(Collection entries)

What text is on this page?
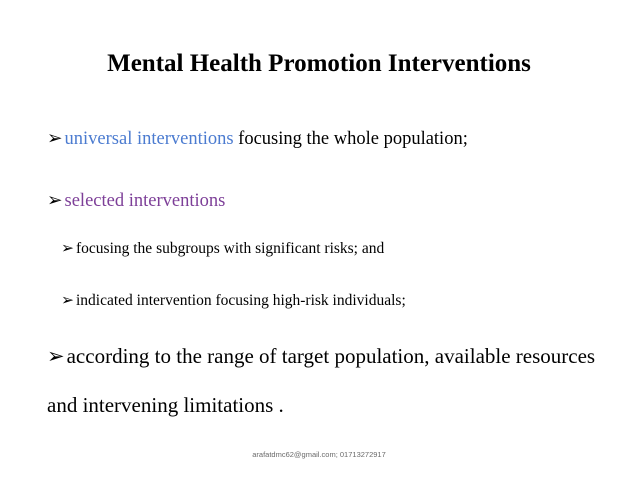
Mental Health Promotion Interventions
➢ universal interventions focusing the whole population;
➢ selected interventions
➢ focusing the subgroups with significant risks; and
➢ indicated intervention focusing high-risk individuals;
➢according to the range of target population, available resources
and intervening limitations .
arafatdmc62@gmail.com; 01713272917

» Aim of the exercise
Write out the data precisely as given, excluding the pictures.

» Written answer
What text is on this page?
Mental Health Promotion Interventions
➢ universal interventions focusing the whole population;
➢ selected interventions
➢ focusing the subgroups with significant risks; and
➢ indicated intervention focusing high-risk individuals;
➢according to the range of target population, available resources
and intervening limitations .
arafatdmc62@gmail.com; 01713272917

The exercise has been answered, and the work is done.